Document page transcription items:
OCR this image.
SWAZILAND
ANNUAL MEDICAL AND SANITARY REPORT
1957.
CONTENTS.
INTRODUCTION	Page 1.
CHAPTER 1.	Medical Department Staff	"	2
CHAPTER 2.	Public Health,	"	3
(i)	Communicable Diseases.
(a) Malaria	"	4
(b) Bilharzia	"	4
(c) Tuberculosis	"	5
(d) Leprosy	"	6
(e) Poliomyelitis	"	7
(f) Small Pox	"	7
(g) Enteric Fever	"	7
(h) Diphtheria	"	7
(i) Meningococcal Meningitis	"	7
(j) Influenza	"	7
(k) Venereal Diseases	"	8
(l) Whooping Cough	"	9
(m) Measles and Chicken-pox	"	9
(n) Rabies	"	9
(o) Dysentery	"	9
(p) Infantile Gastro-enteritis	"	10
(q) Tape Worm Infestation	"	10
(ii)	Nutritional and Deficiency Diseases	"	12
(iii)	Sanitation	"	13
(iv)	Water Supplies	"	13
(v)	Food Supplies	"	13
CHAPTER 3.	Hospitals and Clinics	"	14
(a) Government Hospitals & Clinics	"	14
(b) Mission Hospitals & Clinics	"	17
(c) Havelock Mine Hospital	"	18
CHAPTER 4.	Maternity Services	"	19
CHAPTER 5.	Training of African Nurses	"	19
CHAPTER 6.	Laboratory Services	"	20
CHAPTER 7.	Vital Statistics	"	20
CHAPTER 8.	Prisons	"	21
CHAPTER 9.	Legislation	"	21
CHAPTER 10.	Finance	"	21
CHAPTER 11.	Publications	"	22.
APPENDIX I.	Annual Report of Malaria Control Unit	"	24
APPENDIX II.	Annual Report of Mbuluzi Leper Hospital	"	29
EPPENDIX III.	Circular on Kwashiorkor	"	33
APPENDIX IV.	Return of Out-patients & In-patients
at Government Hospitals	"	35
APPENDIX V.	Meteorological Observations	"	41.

- **Work task**
Retype the data in full, and keep every line identical to the original.

- **Solution to the exercise**
OCR this image.
SWAZILAND
ANNUAL MEDICAL AND SANITARY REPORT
1957.
CONTENTS.
INTRODUCTION	Page 1.
CHAPTER 1.	Medical Department Staff	"	2
CHAPTER 2.	Public Health,	"	3
(i)	Communicable Diseases.
(a) Malaria	"	4
(b) Bilharzia	"	4
(c) Tuberculosis	"	5
(d) Leprosy	"	6
(e) Poliomyelitis	"	7
(f) Small Pox	"	7
(g) Enteric Fever	"	7
(h) Diphtheria	"	7
(i) Meningococcal Meningitis	"	7
(j) Influenza	"	7
(k) Venereal Diseases	"	8
(l) Whooping Cough	"	9
(m) Measles and Chicken-pox	"	9
(n) Rabies	"	9
(o) Dysentery	"	9
(p) Infantile Gastro-enteritis	"	10
(q) Tape Worm Infestation	"	10
(ii)	Nutritional and Deficiency Diseases	"	12
(iii)	Sanitation	"	13
(iv)	Water Supplies	"	13
(v)	Food Supplies	"	13
CHAPTER 3.	Hospitals and Clinics	"	14
(a) Government Hospitals & Clinics	"	14
(b) Mission Hospitals & Clinics	"	17
(c) Havelock Mine Hospital	"	18
CHAPTER 4.	Maternity Services	"	19
CHAPTER 5.	Training of African Nurses	"	19
CHAPTER 6.	Laboratory Services	"	20
CHAPTER 7.	Vital Statistics	"	20
CHAPTER 8.	Prisons	"	21
CHAPTER 9.	Legislation	"	21
CHAPTER 10.	Finance	"	21
CHAPTER 11.	Publications	"	22.
APPENDIX I.	Annual Report of Malaria Control Unit	"	24
APPENDIX II.	Annual Report of Mbuluzi Leper Hospital	"	29
EPPENDIX III.	Circular on Kwashiorkor	"	33
APPENDIX IV.	Return of Out-patients & In-patients
at Government Hospitals	"	35
APPENDIX V.	Meteorological Observations	"	41.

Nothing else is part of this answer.